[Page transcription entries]
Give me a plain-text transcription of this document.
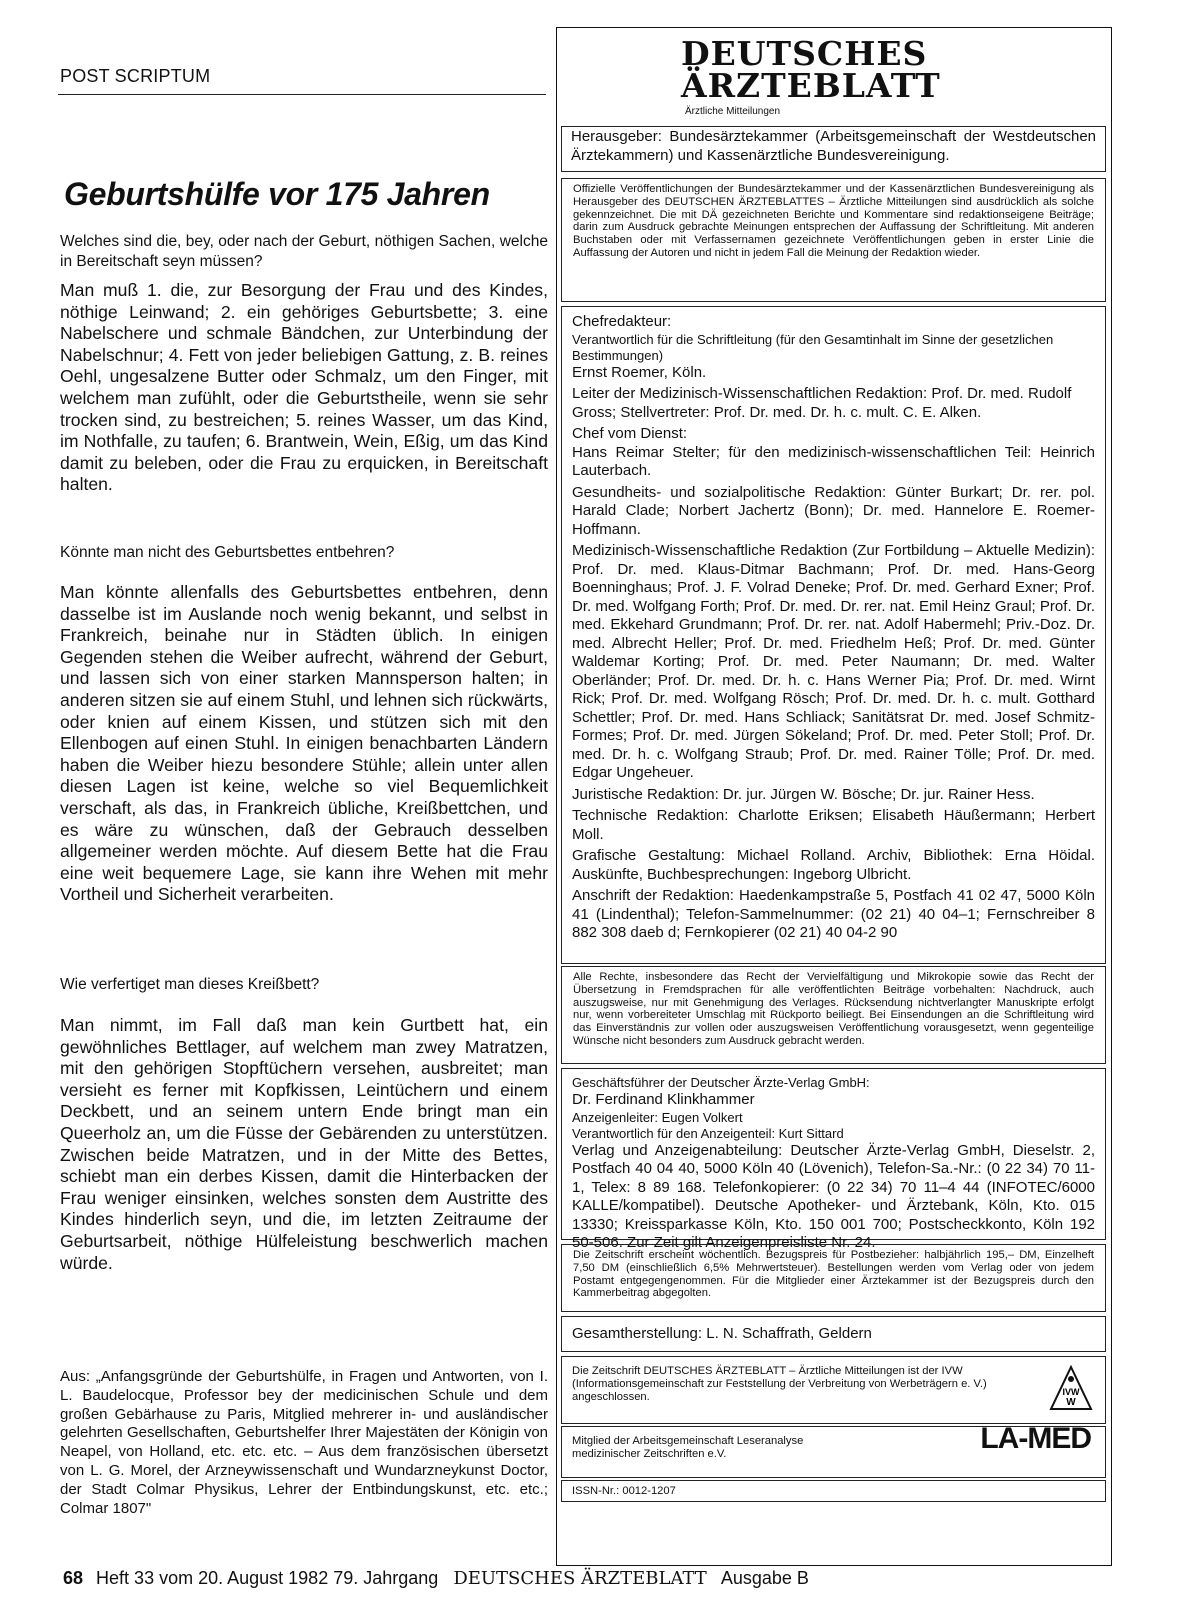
POST SCRIPTUM
Geburtshülfe vor 175 Jahren
Welches sind die, bey, oder nach der Geburt, nöthigen Sachen, welche in Bereitschaft seyn müssen?
Man muß 1. die, zur Besorgung der Frau und des Kindes, nöthige Leinwand; 2. ein gehöriges Geburtsbette; 3. eine Nabelschere und schmale Bändchen, zur Unterbindung der Nabelschnur; 4. Fett von jeder beliebigen Gattung, z. B. reines Oehl, ungesalzene Butter oder Schmalz, um den Finger, mit welchem man zufühlt, oder die Geburtstheile, wenn sie sehr trocken sind, zu bestreichen; 5. reines Wasser, um das Kind, im Nothfalle, zu taufen; 6. Brantwein, Wein, Eßig, um das Kind damit zu beleben, oder die Frau zu erquicken, in Bereitschaft halten.
Könnte man nicht des Geburtsbettes entbehren?
Man könnte allenfalls des Geburtsbettes entbehren, denn dasselbe ist im Auslande noch wenig bekannt, und selbst in Frankreich, beinahe nur in Städten üblich. In einigen Gegenden stehen die Weiber aufrecht, während der Geburt, und lassen sich von einer starken Mannsperson halten; in anderen sitzen sie auf einem Stuhl, und lehnen sich rückwärts, oder knien auf einem Kissen, und stützen sich mit den Ellenbogen auf einen Stuhl. In einigen benachbarten Ländern haben die Weiber hiezu besondere Stühle; allein unter allen diesen Lagen ist keine, welche so viel Bequemlichkeit verschaft, als das, in Frankreich übliche, Kreißbettchen, und es wäre zu wünschen, daß der Gebrauch desselben allgemeiner werden möchte. Auf diesem Bette hat die Frau eine weit bequemere Lage, sie kann ihre Wehen mit mehr Vortheil und Sicherheit verarbeiten.
Wie verfertiget man dieses Kreißbett?
Man nimmt, im Fall daß man kein Gurtbett hat, ein gewöhnliches Bettlager, auf welchem man zwey Matratzen, mit den gehörigen Stopftüchern versehen, ausbreitet; man versieht es ferner mit Kopfkissen, Leintüchern und einem Deckbett, und an seinem untern Ende bringt man ein Queerholz an, um die Füsse der Gebärenden zu unterstützen. Zwischen beide Matratzen, und in der Mitte des Bettes, schiebt man ein derbes Kissen, damit die Hinterbacken der Frau weniger einsinken, welches sonsten dem Austritte des Kindes hinderlich seyn, und die, im letzten Zeitraume der Geburtsarbeit, nöthige Hülfeleistung beschwerlich machen würde.
Aus: „Anfangsgründe der Geburtshülfe, in Fragen und Antworten, von I. L. Baudelocque, Professor bey der medicinischen Schule und dem großen Gebärhause zu Paris, Mitglied mehrerer in- und ausländischer gelehrten Gesellschaften, Geburtshelfer Ihrer Majestäten der Königin von Neapel, von Holland, etc. etc. etc. – Aus dem französischen übersetzt von L. G. Morel, der Arzneywissenschaft und Wundarzneykunst Doctor, der Stadt Colmar Physikus, Lehrer der Entbindungskunst, etc. etc.; Colmar 1807"
DEUTSCHES
ÄRZTEBLATT
Ärztliche Mitteilungen
Herausgeber: Bundesärztekammer (Arbeitsgemeinschaft der Westdeutschen Ärztekammern) und Kassenärztliche Bundesvereinigung.
Offizielle Veröffentlichungen der Bundesärztekammer und der Kassenärztlichen Bundesvereinigung als Herausgeber des DEUTSCHEN ÄRZTEBLATTES – Ärztliche Mitteilungen sind ausdrücklich als solche gekennzeichnet. Die mit DÄ gezeichneten Berichte und Kommentare sind redaktionseigene Beiträge; darin zum Ausdruck gebrachte Meinungen entsprechen der Auffassung der Schriftleitung. Mit anderen Buchstaben oder mit Verfassernamen gezeichnete Veröffentlichungen geben in erster Linie die Auffassung der Autoren und nicht in jedem Fall die Meinung der Redaktion wieder.
Chefredakteur:
Verantwortlich für die Schriftleitung (für den Gesamtinhalt im Sinne der gesetzlichen Bestimmungen)
Ernst Roemer, Köln.
Leiter der Medizinisch-Wissenschaftlichen Redaktion: Prof. Dr. med. Rudolf Gross; Stellvertreter: Prof. Dr. med. Dr. h. c. mult. C. E. Alken.
Chef vom Dienst:
Hans Reimar Stelter; für den medizinisch-wissenschaftlichen Teil: Heinrich Lauterbach.
Gesundheits- und sozialpolitische Redaktion: Günter Burkart; Dr. rer. pol. Harald Clade; Norbert Jachertz (Bonn); Dr. med. Hannelore E. Roemer-Hoffmann.
Medizinisch-Wissenschaftliche Redaktion (Zur Fortbildung – Aktuelle Medizin): Prof. Dr. med. Klaus-Ditmar Bachmann; Prof. Dr. med. Hans-Georg Boenninghaus; Prof. J. F. Volrad Deneke; Prof. Dr. med. Gerhard Exner; Prof. Dr. med. Wolfgang Forth; Prof. Dr. med. Dr. rer. nat. Emil Heinz Graul; Prof. Dr. med. Ekkehard Grundmann; Prof. Dr. rer. nat. Adolf Habermehl; Priv.-Doz. Dr. med. Albrecht Heller; Prof. Dr. med. Friedhelm Heß; Prof. Dr. med. Günter Waldemar Korting; Prof. Dr. med. Peter Naumann; Dr. med. Walter Oberländer; Prof. Dr. med. Dr. h. c. Hans Werner Pia; Prof. Dr. med. Wirnt Rick; Prof. Dr. med. Wolfgang Rösch; Prof. Dr. med. Dr. h. c. mult. Gotthard Schettler; Prof. Dr. med. Hans Schliack; Sanitätsrat Dr. med. Josef Schmitz-Formes; Prof. Dr. med. Jürgen Sökeland; Prof. Dr. med. Peter Stoll; Prof. Dr. med. Dr. h. c. Wolfgang Straub; Prof. Dr. med. Rainer Tölle; Prof. Dr. med. Edgar Ungeheuer.
Juristische Redaktion: Dr. jur. Jürgen W. Bösche; Dr. jur. Rainer Hess.
Technische Redaktion: Charlotte Eriksen; Elisabeth Häußermann; Herbert Moll.
Grafische Gestaltung: Michael Rolland. Archiv, Bibliothek: Erna Höidal. Auskünfte, Buchbesprechungen: Ingeborg Ulbricht.
Anschrift der Redaktion: Haedenkampstraße 5, Postfach 41 02 47, 5000 Köln 41 (Lindenthal); Telefon-Sammelnummer: (02 21) 40 04–1; Fernschreiber 8 882 308 daeb d; Fernkopierer (02 21) 40 04-2 90
Alle Rechte, insbesondere das Recht der Vervielfältigung und Mikrokopie sowie das Recht der Übersetzung in Fremdsprachen für alle veröffentlichten Beiträge vorbehalten: Nachdruck, auch auszugsweise, nur mit Genehmigung des Verlages. Rücksendung nichtverlangter Manuskripte erfolgt nur, wenn vorbereiteter Umschlag mit Rückporto beiliegt. Bei Einsendungen an die Schriftleitung wird das Einverständnis zur vollen oder auszugsweisen Veröffentlichung vorausgesetzt, wenn gegenteilige Wünsche nicht besonders zum Ausdruck gebracht werden.
Geschäftsführer der Deutscher Ärzte-Verlag GmbH:
Dr. Ferdinand Klinkhammer
Anzeigenleiter: Eugen Volkert
Verantwortlich für den Anzeigenteil: Kurt Sittard
Verlag und Anzeigenabteilung: Deutscher Ärzte-Verlag GmbH, Dieselstr. 2, Postfach 40 04 40, 5000 Köln 40 (Lövenich), Telefon-Sa.-Nr.: (0 22 34) 70 11-1, Telex: 8 89 168. Telefonkopierer: (0 22 34) 70 11–4 44 (INFOTEC/6000 KALLE/kompatibel). Deutsche Apotheker- und Ärztebank, Köln, Kto. 015 13330; Kreissparkasse Köln, Kto. 150 001 700; Postscheckkonto, Köln 192 50-506. Zur Zeit gilt Anzeigenpreisliste Nr. 24.
Die Zeitschrift erscheint wöchentlich. Bezugspreis für Postbezieher: halbjährlich 195,– DM, Einzelheft 7,50 DM (einschließlich 6,5% Mehrwertsteuer). Bestellungen werden vom Verlag oder von jedem Postamt entgegengenommen. Für die Mitglieder einer Ärztekammer ist der Bezugspreis durch den Kammerbeitrag abgegolten.
Gesamtherstellung: L. N. Schaffrath, Geldern
Die Zeitschrift DEUTSCHES ÄRZTEBLATT – Ärztliche Mitteilungen ist der IVW (Informationsgemeinschaft zur Feststellung der Verbreitung von Werbeträgern e. V.) angeschlossen.	IVW
W
Mitglied der Arbeitsgemeinschaft Leseranalyse medizinischer Zeitschriften e.V.	LA-MED
ISSN-Nr.: 0012-1207
68 Heft 33 vom 20. August 1982 79. Jahrgang DEUTSCHES ÄRZTEBLATT Ausgabe B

• **Required action**: State the number of lines in the records that include "Bereitschaft", and write nothing else.

• **Response below**: 2